__Challenge__:
Answer with one number only: the number of lines that include the word "incorporated".

━━━ Data to use

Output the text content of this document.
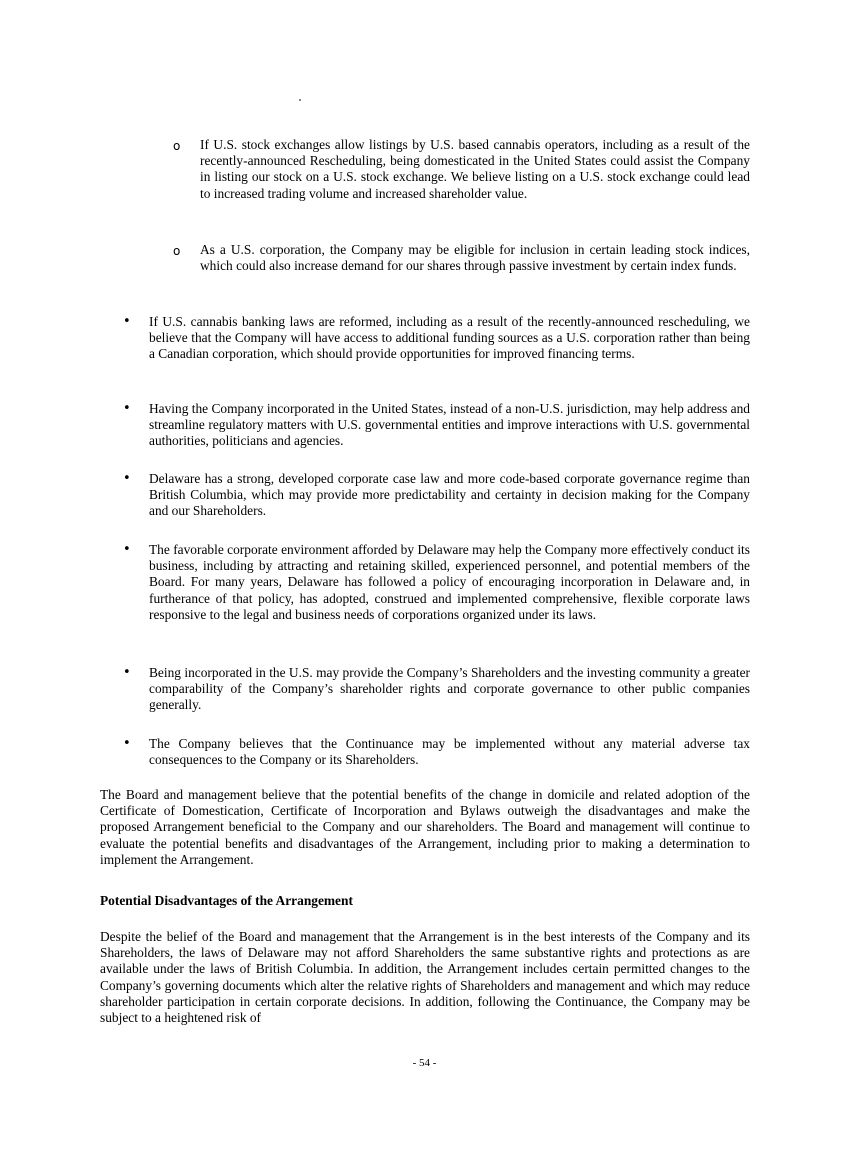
o	If U.S. stock exchanges allow listings by U.S. based cannabis operators, including as a result of the recently-announced Rescheduling, being domesticated in the United States could assist the Company in listing our stock on a U.S. stock exchange. We believe listing on a U.S. stock exchange could lead to increased trading volume and increased shareholder value.

o	As a U.S. corporation, the Company may be eligible for inclusion in certain leading stock indices, which could also increase demand for our shares through passive investment by certain index funds.

•	If U.S. cannabis banking laws are reformed, including as a result of the recently-announced rescheduling, we believe that the Company will have access to additional funding sources as a U.S. corporation rather than being a Canadian corporation, which should provide opportunities for improved financing terms.

•	Having the Company incorporated in the United States, instead of a non-U.S. jurisdiction, may help address and streamline regulatory matters with U.S. governmental entities and improve interactions with U.S. governmental authorities, politicians and agencies.

•	Delaware has a strong, developed corporate case law and more code-based corporate governance regime than British Columbia, which may provide more predictability and certainty in decision making for the Company and our Shareholders.

•	The favorable corporate environment afforded by Delaware may help the Company more effectively conduct its business, including by attracting and retaining skilled, experienced personnel, and potential members of the Board. For many years, Delaware has followed a policy of encouraging incorporation in Delaware and, in furtherance of that policy, has adopted, construed and implemented comprehensive, flexible corporate laws responsive to the legal and business needs of corporations organized under its laws.

•	Being incorporated in the U.S. may provide the Company’s Shareholders and the investing community a greater comparability of the Company’s shareholder rights and corporate governance to other public companies generally.

•	The Company believes that the Continuance may be implemented without any material adverse tax consequences to the Company or its Shareholders.

The Board and management believe that the potential benefits of the change in domicile and related adoption of the Certificate of Domestication, Certificate of Incorporation and Bylaws outweigh the disadvantages and make the proposed Arrangement beneficial to the Company and our shareholders. The Board and management will continue to evaluate the potential benefits and disadvantages of the Arrangement, including prior to making a determination to implement the Arrangement.

Potential Disadvantages of the Arrangement

Despite the belief of the Board and management that the Arrangement is in the best interests of the Company and its Shareholders, the laws of Delaware may not afford Shareholders the same substantive rights and protections as are available under the laws of British Columbia. In addition, the Arrangement includes certain permitted changes to the Company’s governing documents which alter the relative rights of Shareholders and management and which may reduce shareholder participation in certain corporate decisions. In addition, following the Continuance, the Company may be subject to a heightened risk of

- 54 -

━━━━━━

__Result for this exercise__:
2